#### Work instructions:
In the listing below, locate the lines that hold "value" and copy them.
## BEGIN Supplied information
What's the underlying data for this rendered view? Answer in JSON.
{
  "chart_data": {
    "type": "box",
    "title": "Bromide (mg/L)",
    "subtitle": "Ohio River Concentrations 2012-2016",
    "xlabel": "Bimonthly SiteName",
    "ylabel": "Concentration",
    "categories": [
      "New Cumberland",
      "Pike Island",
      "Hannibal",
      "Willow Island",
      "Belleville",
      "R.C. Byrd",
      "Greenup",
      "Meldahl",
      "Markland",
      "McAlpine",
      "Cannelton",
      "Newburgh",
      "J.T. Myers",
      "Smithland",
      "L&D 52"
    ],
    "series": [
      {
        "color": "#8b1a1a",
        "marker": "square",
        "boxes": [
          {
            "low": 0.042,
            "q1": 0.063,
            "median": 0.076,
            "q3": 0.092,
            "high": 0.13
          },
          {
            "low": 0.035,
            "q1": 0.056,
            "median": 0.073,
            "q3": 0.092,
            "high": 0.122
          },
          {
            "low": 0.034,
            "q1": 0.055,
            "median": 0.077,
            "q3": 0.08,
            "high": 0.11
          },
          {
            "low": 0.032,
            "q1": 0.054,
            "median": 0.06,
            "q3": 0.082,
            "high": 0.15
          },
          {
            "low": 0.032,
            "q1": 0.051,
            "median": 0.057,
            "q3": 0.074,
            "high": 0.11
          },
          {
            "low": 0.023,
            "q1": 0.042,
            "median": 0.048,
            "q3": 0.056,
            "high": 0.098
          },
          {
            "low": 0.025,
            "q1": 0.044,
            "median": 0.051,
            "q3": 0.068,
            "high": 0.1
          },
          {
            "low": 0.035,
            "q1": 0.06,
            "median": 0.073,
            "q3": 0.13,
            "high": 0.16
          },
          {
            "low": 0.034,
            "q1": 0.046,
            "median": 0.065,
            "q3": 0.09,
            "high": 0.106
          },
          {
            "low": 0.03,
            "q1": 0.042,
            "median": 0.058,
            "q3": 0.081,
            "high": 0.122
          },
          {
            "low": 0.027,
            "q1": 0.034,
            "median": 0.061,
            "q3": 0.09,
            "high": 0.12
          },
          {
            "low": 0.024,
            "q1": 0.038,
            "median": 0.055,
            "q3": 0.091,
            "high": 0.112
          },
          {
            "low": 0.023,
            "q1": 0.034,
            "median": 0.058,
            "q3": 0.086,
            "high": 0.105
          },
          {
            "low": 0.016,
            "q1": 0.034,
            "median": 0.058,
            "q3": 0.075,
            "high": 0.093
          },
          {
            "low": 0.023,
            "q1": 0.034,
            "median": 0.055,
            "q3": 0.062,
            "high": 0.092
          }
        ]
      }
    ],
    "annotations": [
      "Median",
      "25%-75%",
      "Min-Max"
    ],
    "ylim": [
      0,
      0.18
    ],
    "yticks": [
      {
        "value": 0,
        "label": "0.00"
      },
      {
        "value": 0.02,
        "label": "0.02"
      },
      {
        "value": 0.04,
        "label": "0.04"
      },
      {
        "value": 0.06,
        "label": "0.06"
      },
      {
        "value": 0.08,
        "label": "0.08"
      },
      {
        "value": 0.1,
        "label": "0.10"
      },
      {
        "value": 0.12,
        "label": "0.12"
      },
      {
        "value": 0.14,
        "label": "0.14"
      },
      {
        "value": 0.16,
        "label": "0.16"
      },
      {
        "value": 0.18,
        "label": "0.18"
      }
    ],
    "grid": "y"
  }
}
## END Supplied information
#### Answer to this task:
        "value": 0,
        "value": 0.02,
        "value": 0.04,
        "value": 0.06,
        "value": 0.08,
        "value": 0.1,
        "value": 0.12,
        "value": 0.14,
        "value": 0.16,
        "value": 0.18,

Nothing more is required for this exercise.